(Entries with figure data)
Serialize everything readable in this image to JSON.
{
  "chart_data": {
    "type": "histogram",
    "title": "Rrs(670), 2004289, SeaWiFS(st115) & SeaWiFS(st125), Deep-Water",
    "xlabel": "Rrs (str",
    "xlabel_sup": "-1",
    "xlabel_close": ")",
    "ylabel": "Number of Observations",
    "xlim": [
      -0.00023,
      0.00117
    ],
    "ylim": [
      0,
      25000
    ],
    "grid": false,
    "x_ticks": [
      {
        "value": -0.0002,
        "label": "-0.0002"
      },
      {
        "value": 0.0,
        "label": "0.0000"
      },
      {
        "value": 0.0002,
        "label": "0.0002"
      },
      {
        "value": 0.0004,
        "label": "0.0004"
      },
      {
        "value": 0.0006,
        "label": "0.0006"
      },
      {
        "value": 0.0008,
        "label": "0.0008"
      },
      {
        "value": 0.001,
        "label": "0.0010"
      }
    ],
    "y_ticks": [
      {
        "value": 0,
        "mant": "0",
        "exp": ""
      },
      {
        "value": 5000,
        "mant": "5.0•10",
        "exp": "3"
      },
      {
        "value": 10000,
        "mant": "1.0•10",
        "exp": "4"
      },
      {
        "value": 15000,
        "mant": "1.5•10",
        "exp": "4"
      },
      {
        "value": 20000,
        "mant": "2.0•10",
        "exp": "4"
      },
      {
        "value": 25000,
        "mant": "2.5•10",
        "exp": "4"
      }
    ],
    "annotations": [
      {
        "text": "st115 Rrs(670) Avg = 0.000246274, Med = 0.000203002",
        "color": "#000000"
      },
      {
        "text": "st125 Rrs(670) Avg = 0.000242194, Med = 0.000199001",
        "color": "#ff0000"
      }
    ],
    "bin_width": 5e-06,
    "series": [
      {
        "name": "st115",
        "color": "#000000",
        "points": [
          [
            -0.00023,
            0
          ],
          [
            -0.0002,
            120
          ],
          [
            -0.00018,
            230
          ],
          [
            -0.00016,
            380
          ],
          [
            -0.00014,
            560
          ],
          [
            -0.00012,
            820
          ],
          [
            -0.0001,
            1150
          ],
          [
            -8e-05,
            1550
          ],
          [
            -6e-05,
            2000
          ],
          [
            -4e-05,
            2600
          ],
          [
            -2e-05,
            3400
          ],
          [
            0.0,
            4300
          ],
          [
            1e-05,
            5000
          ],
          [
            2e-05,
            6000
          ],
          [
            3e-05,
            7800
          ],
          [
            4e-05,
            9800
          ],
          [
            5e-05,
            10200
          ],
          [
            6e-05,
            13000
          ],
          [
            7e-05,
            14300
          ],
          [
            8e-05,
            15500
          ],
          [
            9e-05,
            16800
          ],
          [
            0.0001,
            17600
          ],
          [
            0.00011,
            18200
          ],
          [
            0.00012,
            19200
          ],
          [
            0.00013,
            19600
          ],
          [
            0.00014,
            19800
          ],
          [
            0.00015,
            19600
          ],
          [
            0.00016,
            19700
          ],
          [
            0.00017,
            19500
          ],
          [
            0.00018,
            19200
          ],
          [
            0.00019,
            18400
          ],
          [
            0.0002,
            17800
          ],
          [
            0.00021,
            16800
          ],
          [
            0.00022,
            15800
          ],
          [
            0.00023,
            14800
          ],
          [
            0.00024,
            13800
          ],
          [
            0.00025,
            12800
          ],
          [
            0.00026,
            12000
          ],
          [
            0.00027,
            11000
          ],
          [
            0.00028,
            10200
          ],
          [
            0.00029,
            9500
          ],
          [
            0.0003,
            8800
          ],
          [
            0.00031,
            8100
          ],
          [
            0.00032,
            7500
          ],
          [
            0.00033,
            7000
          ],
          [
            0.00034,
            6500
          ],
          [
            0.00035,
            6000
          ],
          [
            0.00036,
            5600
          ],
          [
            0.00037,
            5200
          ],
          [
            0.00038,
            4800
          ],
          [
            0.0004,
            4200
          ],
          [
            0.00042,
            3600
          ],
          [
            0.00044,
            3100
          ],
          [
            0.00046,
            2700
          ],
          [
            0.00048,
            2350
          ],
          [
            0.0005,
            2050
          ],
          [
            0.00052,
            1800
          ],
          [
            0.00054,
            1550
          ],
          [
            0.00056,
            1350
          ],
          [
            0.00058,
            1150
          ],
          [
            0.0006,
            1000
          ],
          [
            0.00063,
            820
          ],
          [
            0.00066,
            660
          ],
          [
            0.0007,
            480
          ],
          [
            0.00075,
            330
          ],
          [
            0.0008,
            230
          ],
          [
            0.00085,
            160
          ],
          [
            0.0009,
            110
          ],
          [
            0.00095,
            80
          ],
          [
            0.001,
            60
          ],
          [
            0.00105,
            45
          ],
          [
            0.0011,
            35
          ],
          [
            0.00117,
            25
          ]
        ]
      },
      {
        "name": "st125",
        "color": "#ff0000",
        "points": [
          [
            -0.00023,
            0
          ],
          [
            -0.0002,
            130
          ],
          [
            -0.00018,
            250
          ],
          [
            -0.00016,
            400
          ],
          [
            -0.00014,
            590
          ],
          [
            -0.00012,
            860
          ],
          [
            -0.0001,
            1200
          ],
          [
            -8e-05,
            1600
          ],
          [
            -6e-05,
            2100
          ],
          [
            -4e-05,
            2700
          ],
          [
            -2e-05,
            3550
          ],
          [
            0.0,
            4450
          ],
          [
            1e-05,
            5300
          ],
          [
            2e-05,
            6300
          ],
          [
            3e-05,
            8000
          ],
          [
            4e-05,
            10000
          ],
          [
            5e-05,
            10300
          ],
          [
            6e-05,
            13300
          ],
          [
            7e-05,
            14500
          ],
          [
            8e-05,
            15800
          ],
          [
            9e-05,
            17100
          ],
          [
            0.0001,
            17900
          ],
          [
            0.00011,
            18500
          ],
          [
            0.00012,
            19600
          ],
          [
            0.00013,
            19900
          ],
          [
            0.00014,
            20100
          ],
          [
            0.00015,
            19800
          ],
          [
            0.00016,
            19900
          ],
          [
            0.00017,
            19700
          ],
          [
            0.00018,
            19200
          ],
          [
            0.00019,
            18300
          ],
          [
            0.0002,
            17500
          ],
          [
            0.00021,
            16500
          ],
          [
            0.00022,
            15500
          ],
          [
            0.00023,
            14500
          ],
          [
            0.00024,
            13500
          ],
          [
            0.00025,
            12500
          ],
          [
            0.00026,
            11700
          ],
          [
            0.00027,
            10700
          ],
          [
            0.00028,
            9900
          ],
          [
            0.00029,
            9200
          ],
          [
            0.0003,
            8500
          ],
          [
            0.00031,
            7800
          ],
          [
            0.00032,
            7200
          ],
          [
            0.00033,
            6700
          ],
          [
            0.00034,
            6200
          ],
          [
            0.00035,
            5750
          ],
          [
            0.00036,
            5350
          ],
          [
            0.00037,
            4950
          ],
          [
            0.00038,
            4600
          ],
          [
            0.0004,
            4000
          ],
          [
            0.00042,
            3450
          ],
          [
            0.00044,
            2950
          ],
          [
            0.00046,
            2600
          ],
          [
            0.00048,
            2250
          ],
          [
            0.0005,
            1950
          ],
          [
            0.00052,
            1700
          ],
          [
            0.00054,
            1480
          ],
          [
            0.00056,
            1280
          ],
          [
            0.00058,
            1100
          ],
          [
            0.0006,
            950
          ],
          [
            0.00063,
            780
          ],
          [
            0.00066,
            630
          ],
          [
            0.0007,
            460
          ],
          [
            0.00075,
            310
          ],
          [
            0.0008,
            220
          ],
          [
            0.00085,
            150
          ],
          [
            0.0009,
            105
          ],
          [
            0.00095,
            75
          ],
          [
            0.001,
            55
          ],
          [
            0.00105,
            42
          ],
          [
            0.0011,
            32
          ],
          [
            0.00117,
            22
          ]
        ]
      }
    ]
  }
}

* [WHAT IS EXPECTED]: Take the listing above and write it out again exactly.

* [SOLUTION TO THIS TASK]:
Serialize everything readable in this image to JSON.
{
  "chart_data": {
    "type": "histogram",
    "title": "Rrs(670), 2004289, SeaWiFS(st115) & SeaWiFS(st125), Deep-Water",
    "xlabel": "Rrs (str",
    "xlabel_sup": "-1",
    "xlabel_close": ")",
    "ylabel": "Number of Observations",
    "xlim": [
      -0.00023,
      0.00117
    ],
    "ylim": [
      0,
      25000
    ],
    "grid": false,
    "x_ticks": [
      {
        "value": -0.0002,
        "label": "-0.0002"
      },
      {
        "value": 0.0,
        "label": "0.0000"
      },
      {
        "value": 0.0002,
        "label": "0.0002"
      },
      {
        "value": 0.0004,
        "label": "0.0004"
      },
      {
        "value": 0.0006,
        "label": "0.0006"
      },
      {
        "value": 0.0008,
        "label": "0.0008"
      },
      {
        "value": 0.001,
        "label": "0.0010"
      }
    ],
    "y_ticks": [
      {
        "value": 0,
        "mant": "0",
        "exp": ""
      },
      {
        "value": 5000,
        "mant": "5.0•10",
        "exp": "3"
      },
      {
        "value": 10000,
        "mant": "1.0•10",
        "exp": "4"
      },
      {
        "value": 15000,
        "mant": "1.5•10",
        "exp": "4"
      },
      {
        "value": 20000,
        "mant": "2.0•10",
        "exp": "4"
      },
      {
        "value": 25000,
        "mant": "2.5•10",
        "exp": "4"
      }
    ],
    "annotations": [
      {
        "text": "st115 Rrs(670) Avg = 0.000246274, Med = 0.000203002",
        "color": "#000000"
      },
      {
        "text": "st125 Rrs(670) Avg = 0.000242194, Med = 0.000199001",
        "color": "#ff0000"
      }
    ],
    "bin_width": 5e-06,
    "series": [
      {
        "name": "st115",
        "color": "#000000",
        "points": [
          [
            -0.00023,
            0
          ],
          [
            -0.0002,
            120
          ],
          [
            -0.00018,
            230
          ],
          [
            -0.00016,
            380
          ],
          [
            -0.00014,
            560
          ],
          [
            -0.00012,
            820
          ],
          [
            -0.0001,
            1150
          ],
          [
            -8e-05,
            1550
          ],
          [
            -6e-05,
            2000
          ],
          [
            -4e-05,
            2600
          ],
          [
            -2e-05,
            3400
          ],
          [
            0.0,
            4300
          ],
          [
            1e-05,
            5000
          ],
          [
            2e-05,
            6000
          ],
          [
            3e-05,
            7800
          ],
          [
            4e-05,
            9800
          ],
          [
            5e-05,
            10200
          ],
          [
            6e-05,
            13000
          ],
          [
            7e-05,
            14300
          ],
          [
            8e-05,
            15500
          ],
          [
            9e-05,
            16800
          ],
          [
            0.0001,
            17600
          ],
          [
            0.00011,
            18200
          ],
          [
            0.00012,
            19200
          ],
          [
            0.00013,
            19600
          ],
          [
            0.00014,
            19800
          ],
          [
            0.00015,
            19600
          ],
          [
            0.00016,
            19700
          ],
          [
            0.00017,
            19500
          ],
          [
            0.00018,
            19200
          ],
          [
            0.00019,
            18400
          ],
          [
            0.0002,
            17800
          ],
          [
            0.00021,
            16800
          ],
          [
            0.00022,
            15800
          ],
          [
            0.00023,
            14800
          ],
          [
            0.00024,
            13800
          ],
          [
            0.00025,
            12800
          ],
          [
            0.00026,
            12000
          ],
          [
            0.00027,
            11000
          ],
          [
            0.00028,
            10200
          ],
          [
            0.00029,
            9500
          ],
          [
            0.0003,
            8800
          ],
          [
            0.00031,
            8100
          ],
          [
            0.00032,
            7500
          ],
          [
            0.00033,
            7000
          ],
          [
            0.00034,
            6500
          ],
          [
            0.00035,
            6000
          ],
          [
            0.00036,
            5600
          ],
          [
            0.00037,
            5200
          ],
          [
            0.00038,
            4800
          ],
          [
            0.0004,
            4200
          ],
          [
            0.00042,
            3600
          ],
          [
            0.00044,
            3100
          ],
          [
            0.00046,
            2700
          ],
          [
            0.00048,
            2350
          ],
          [
            0.0005,
            2050
          ],
          [
            0.00052,
            1800
          ],
          [
            0.00054,
            1550
          ],
          [
            0.00056,
            1350
          ],
          [
            0.00058,
            1150
          ],
          [
            0.0006,
            1000
          ],
          [
            0.00063,
            820
          ],
          [
            0.00066,
            660
          ],
          [
            0.0007,
            480
          ],
          [
            0.00075,
            330
          ],
          [
            0.0008,
            230
          ],
          [
            0.00085,
            160
          ],
          [
            0.0009,
            110
          ],
          [
            0.00095,
            80
          ],
          [
            0.001,
            60
          ],
          [
            0.00105,
            45
          ],
          [
            0.0011,
            35
          ],
          [
            0.00117,
            25
          ]
        ]
      },
      {
        "name": "st125",
        "color": "#ff0000",
        "points": [
          [
            -0.00023,
            0
          ],
          [
            -0.0002,
            130
          ],
          [
            -0.00018,
            250
          ],
          [
            -0.00016,
            400
          ],
          [
            -0.00014,
            590
          ],
          [
            -0.00012,
            860
          ],
          [
            -0.0001,
            1200
          ],
          [
            -8e-05,
            1600
          ],
          [
            -6e-05,
            2100
          ],
          [
            -4e-05,
            2700
          ],
          [
            -2e-05,
            3550
          ],
          [
            0.0,
            4450
          ],
          [
            1e-05,
            5300
          ],
          [
            2e-05,
            6300
          ],
          [
            3e-05,
            8000
          ],
          [
            4e-05,
            10000
          ],
          [
            5e-05,
            10300
          ],
          [
            6e-05,
            13300
          ],
          [
            7e-05,
            14500
          ],
          [
            8e-05,
            15800
          ],
          [
            9e-05,
            17100
          ],
          [
            0.0001,
            17900
          ],
          [
            0.00011,
            18500
          ],
          [
            0.00012,
            19600
          ],
          [
            0.00013,
            19900
          ],
          [
            0.00014,
            20100
          ],
          [
            0.00015,
            19800
          ],
          [
            0.00016,
            19900
          ],
          [
            0.00017,
            19700
          ],
          [
            0.00018,
            19200
          ],
          [
            0.00019,
            18300
          ],
          [
            0.0002,
            17500
          ],
          [
            0.00021,
            16500
          ],
          [
            0.00022,
            15500
          ],
          [
            0.00023,
            14500
          ],
          [
            0.00024,
            13500
          ],
          [
            0.00025,
            12500
          ],
          [
            0.00026,
            11700
          ],
          [
            0.00027,
            10700
          ],
          [
            0.00028,
            9900
          ],
          [
            0.00029,
            9200
          ],
          [
            0.0003,
            8500
          ],
          [
            0.00031,
            7800
          ],
          [
            0.00032,
            7200
          ],
          [
            0.00033,
            6700
          ],
          [
            0.00034,
            6200
          ],
          [
            0.00035,
            5750
          ],
          [
            0.00036,
            5350
          ],
          [
            0.00037,
            4950
          ],
          [
            0.00038,
            4600
          ],
          [
            0.0004,
            4000
          ],
          [
            0.00042,
            3450
          ],
          [
            0.00044,
            2950
          ],
          [
            0.00046,
            2600
          ],
          [
            0.00048,
            2250
          ],
          [
            0.0005,
            1950
          ],
          [
            0.00052,
            1700
          ],
          [
            0.00054,
            1480
          ],
          [
            0.00056,
            1280
          ],
          [
            0.00058,
            1100
          ],
          [
            0.0006,
            950
          ],
          [
            0.00063,
            780
          ],
          [
            0.00066,
            630
          ],
          [
            0.0007,
            460
          ],
          [
            0.00075,
            310
          ],
          [
            0.0008,
            220
          ],
          [
            0.00085,
            150
          ],
          [
            0.0009,
            105
          ],
          [
            0.00095,
            75
          ],
          [
            0.001,
            55
          ],
          [
            0.00105,
            42
          ],
          [
            0.0011,
            32
          ],
          [
            0.00117,
            22
          ]
        ]
      }
    ]
  }
}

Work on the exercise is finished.